[BEGIN Page extract]
Place to discuss scholarly publications online?
October 20, 2008 8:36 PM   Subscribe

Is there a good place to discuss scholarly publications online?

Peer reviewed journals and conference publications are the lifeblood of academic research. Google Scholar (scholar.google.com) provides a decent search of this domain, but what I'd love to find is a universal message board where scholarly articles can be pinned and discussed at length, ideally with a rating & filtering system a la slashdot.

Is there such a thing? If not, can Google build it? :)
posted by ivarley to Education (6 answers total) 3 users marked this as a favorite
 
As best as I know, the scholarly way to discuss scholarly articles is to write and submit another scholarly article to the journal itself. The basic problem is not one of technology but incentives. The authors of most peer reviewed journal articles are unlikely to waste time "discuss at length" on sites like Slashdot. Especially since tenure is based on scholarly publication not public flamewars.
posted by pwnguin at 9:42 PM on October 20, 2008


Elsevier have tried to sprinkle some magical pixie web 2.0 dust on their business model here, but I have never used the site and don't know anyone who does.

Other than that, how about a pony request for ScholarFilter?
posted by ghost of a past number at 10:40 PM on October 20, 2008


Academics discuss articles by talking at conferences & seminars. A very public discussion form has nothing to offer but noise. By comparison, Stephen Wolfram sponsors conferences just to get mathematicians to listen to him. A bit step next to the $5 filter, no? Of course, wikipedia.org & knol.google.com offer methods for productively discussing articles, but they are obviously not discussion forms since they have goals.
[END Page extract]
[BEGIN Data listing]
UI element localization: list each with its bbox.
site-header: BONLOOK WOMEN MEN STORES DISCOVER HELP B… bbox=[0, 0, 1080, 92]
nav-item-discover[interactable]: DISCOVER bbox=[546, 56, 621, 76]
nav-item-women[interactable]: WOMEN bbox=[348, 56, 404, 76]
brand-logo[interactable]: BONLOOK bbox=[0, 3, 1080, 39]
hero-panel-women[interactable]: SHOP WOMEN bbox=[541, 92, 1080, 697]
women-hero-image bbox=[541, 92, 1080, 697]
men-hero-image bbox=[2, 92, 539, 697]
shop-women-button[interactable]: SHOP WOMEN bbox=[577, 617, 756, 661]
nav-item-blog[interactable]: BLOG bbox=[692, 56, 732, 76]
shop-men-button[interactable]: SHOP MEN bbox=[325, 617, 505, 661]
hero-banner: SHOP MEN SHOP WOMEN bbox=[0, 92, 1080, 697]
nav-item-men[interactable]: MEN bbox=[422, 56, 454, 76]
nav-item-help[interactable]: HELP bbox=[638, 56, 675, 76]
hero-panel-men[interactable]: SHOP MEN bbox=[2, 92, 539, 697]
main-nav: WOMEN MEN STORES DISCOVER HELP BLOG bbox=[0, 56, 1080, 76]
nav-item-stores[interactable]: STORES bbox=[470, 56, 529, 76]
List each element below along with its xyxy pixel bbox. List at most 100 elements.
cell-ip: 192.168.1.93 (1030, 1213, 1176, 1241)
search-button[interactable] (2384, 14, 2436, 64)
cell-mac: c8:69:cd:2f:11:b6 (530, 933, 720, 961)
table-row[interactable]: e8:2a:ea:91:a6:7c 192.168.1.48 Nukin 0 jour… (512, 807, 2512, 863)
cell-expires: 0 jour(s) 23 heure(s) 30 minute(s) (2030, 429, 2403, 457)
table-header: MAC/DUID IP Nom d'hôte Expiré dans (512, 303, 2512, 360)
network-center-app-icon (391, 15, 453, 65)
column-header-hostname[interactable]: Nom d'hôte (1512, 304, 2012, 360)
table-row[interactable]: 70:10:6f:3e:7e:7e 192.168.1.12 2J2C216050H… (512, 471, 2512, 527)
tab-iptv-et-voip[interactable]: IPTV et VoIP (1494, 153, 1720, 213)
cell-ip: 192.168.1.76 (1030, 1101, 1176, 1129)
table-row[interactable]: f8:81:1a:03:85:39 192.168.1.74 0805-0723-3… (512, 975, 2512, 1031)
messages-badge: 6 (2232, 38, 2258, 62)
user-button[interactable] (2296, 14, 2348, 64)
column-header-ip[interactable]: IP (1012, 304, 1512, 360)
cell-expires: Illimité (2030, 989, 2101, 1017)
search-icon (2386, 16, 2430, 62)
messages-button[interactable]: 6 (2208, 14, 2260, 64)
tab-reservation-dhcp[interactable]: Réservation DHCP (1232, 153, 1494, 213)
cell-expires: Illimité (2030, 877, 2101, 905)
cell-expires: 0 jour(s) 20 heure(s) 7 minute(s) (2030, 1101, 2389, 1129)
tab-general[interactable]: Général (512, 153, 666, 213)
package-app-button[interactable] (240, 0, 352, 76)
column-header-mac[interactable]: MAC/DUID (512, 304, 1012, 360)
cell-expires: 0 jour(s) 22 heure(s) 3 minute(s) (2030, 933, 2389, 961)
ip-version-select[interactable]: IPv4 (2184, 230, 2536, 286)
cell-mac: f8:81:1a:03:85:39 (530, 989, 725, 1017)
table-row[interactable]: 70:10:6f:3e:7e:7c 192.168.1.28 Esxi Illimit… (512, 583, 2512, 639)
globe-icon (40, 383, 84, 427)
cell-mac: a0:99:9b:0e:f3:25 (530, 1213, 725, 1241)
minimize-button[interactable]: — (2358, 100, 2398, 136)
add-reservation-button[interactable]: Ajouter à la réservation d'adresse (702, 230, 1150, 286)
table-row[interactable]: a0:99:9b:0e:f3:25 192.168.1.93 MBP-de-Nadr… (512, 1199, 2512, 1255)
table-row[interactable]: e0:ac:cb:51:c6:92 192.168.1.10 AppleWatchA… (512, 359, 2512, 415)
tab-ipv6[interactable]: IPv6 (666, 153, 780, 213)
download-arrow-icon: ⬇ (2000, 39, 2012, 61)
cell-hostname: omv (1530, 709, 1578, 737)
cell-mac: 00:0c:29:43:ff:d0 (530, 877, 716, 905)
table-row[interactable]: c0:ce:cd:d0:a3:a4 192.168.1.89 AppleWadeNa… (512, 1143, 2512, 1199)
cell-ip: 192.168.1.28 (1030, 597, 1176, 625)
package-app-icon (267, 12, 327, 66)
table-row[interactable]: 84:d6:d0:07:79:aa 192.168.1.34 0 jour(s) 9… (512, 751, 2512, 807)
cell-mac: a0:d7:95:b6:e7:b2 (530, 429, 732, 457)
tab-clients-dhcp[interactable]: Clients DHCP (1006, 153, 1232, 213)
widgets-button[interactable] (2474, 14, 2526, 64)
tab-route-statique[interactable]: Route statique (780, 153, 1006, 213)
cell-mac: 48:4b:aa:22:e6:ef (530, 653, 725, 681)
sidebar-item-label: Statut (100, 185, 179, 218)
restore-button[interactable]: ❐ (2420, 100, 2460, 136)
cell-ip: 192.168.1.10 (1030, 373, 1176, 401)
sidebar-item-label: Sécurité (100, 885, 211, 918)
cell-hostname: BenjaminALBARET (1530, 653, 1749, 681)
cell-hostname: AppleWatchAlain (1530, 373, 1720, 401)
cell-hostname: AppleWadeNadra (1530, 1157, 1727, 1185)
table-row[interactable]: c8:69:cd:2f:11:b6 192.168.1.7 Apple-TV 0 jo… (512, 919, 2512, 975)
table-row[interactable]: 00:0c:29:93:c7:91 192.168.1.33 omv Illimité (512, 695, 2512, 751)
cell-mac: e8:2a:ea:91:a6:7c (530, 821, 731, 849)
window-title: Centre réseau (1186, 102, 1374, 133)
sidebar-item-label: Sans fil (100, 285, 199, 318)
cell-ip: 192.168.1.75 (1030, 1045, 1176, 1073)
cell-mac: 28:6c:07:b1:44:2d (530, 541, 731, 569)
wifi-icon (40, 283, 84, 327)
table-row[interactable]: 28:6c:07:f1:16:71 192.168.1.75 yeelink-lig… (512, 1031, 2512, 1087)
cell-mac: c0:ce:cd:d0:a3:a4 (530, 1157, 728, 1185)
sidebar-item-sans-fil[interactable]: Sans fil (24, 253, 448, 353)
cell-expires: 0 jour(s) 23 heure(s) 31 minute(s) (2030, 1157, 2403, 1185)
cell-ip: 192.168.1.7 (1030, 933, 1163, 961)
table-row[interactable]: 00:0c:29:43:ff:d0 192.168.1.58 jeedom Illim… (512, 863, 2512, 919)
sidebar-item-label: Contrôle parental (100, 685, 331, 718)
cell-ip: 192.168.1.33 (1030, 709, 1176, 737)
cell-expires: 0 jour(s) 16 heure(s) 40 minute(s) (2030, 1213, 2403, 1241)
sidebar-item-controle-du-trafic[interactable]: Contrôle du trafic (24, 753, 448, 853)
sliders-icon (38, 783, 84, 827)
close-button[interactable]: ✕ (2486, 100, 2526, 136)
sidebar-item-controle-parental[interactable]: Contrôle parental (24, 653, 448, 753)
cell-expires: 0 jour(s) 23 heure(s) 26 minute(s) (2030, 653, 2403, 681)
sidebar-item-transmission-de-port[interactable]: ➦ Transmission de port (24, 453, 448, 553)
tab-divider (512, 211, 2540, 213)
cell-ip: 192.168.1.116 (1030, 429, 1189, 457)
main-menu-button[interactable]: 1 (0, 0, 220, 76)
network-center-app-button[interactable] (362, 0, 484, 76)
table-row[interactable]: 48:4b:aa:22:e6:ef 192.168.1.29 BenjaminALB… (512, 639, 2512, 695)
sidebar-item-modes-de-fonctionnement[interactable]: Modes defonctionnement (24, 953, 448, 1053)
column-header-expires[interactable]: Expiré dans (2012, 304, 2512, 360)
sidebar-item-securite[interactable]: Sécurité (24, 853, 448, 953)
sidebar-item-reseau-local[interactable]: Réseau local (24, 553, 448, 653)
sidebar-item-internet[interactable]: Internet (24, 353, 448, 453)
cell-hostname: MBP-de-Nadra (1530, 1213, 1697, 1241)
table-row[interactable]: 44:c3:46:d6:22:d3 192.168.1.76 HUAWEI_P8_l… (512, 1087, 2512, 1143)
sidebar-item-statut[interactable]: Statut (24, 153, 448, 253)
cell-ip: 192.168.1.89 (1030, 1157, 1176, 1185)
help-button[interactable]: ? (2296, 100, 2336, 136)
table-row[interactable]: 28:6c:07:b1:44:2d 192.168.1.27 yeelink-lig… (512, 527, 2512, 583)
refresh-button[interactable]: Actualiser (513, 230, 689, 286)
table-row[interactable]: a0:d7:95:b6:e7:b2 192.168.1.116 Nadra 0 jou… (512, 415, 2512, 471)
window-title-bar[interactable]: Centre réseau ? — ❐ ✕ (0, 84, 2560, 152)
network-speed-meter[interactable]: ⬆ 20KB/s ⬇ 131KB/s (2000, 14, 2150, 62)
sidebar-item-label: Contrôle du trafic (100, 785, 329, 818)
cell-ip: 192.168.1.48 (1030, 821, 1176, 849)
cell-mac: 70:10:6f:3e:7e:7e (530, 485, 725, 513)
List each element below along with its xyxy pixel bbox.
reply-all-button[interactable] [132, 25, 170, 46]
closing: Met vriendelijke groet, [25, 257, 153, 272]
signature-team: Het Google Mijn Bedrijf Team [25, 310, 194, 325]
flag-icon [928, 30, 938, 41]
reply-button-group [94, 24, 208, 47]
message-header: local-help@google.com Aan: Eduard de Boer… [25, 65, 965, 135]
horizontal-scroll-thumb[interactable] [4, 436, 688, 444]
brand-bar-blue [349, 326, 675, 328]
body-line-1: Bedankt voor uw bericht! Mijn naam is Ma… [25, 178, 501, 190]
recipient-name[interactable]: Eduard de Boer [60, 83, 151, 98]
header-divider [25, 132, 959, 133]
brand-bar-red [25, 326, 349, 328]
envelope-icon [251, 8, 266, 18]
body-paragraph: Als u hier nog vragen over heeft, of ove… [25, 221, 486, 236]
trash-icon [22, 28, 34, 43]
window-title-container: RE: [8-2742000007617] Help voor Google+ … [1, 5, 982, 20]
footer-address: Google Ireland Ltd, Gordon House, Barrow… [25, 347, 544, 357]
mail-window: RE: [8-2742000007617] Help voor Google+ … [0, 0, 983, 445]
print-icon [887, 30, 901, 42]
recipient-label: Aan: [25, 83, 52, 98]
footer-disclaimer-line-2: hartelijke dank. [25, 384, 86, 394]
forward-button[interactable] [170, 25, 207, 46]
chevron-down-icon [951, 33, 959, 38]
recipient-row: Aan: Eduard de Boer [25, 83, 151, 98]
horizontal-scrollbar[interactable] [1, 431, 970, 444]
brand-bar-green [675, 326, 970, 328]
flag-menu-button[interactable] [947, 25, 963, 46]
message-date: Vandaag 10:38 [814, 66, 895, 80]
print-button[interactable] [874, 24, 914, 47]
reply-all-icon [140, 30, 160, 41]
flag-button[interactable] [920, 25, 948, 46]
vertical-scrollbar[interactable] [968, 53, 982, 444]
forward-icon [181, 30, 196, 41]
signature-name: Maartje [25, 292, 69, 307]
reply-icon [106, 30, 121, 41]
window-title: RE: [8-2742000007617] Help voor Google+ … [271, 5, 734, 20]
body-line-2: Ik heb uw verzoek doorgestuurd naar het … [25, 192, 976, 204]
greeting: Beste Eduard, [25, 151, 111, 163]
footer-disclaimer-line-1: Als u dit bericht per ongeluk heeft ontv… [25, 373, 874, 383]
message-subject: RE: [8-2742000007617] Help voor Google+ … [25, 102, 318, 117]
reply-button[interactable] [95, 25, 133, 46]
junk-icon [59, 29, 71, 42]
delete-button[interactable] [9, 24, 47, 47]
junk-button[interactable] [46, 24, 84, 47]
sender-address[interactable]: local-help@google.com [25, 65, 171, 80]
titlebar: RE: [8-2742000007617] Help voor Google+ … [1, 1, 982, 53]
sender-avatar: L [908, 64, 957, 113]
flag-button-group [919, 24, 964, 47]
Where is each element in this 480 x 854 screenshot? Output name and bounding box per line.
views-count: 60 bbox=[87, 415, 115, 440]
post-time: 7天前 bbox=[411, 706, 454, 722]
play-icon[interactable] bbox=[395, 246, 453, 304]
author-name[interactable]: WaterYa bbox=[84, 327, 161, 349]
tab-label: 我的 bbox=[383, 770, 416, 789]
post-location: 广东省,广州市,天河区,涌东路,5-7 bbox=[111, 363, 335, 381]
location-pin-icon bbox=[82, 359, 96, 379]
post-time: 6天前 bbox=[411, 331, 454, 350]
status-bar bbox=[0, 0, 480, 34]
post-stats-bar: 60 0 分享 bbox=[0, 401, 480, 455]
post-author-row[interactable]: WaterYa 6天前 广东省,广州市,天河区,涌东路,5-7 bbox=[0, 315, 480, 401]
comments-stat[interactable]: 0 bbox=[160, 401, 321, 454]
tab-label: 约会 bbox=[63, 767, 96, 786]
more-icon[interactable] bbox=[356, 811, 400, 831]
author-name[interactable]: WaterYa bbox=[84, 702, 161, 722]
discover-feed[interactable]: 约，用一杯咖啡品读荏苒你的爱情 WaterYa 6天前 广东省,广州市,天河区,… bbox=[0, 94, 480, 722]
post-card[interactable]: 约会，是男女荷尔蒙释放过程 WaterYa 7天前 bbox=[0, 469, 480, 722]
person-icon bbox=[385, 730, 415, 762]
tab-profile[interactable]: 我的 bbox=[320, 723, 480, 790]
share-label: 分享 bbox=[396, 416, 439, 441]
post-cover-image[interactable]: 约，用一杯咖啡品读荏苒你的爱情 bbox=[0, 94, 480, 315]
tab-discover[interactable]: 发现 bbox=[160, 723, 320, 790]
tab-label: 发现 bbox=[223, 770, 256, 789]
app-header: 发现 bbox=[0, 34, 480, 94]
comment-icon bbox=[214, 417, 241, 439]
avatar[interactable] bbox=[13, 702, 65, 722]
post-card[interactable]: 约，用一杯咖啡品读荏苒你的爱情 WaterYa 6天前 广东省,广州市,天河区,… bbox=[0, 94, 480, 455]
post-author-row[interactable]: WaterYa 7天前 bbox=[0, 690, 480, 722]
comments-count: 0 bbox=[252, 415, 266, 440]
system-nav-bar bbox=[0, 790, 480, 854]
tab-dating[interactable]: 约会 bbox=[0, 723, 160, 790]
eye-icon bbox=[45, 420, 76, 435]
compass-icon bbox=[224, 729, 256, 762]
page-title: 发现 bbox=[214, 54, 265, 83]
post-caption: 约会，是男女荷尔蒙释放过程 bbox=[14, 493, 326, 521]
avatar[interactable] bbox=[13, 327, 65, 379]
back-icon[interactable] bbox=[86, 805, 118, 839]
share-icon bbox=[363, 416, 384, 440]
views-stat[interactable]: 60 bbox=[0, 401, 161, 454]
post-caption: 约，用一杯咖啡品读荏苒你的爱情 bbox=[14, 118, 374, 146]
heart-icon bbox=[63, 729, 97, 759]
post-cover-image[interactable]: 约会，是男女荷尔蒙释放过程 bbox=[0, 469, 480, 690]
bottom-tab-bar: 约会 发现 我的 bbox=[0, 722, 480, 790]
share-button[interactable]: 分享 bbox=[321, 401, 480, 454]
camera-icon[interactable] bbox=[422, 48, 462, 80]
[END Data listing]
## Written problem
Write out the passage from the forum thread on discussing scholarly publications above, starting at "Peer reviewed journals" and ending at "not public flamewars.".

## The answer
Peer reviewed journals and conference publications are the lifeblood of academic research. Google Scholar (scholar.google.com) provides a decent search of this domain, but what I'd love to find is a universal message board where scholarly articles can be pinned and discussed at length, ideally with a rating & filtering system a la slashdot.

Is there such a thing? If not, can Google build it? :)
posted by ivarley to Education (6 answers total) 3 users marked this as a favorite
 
As best as I know, the scholarly way to discuss scholarly articles is to write and submit another scholarly article to the journal itself. The basic problem is not one of technology but incentives. The authors of most peer reviewed journal articles are unlikely to waste time "discuss at length" on sites like Slashdot. Especially since tenure is based on scholarly publication not public flamewars.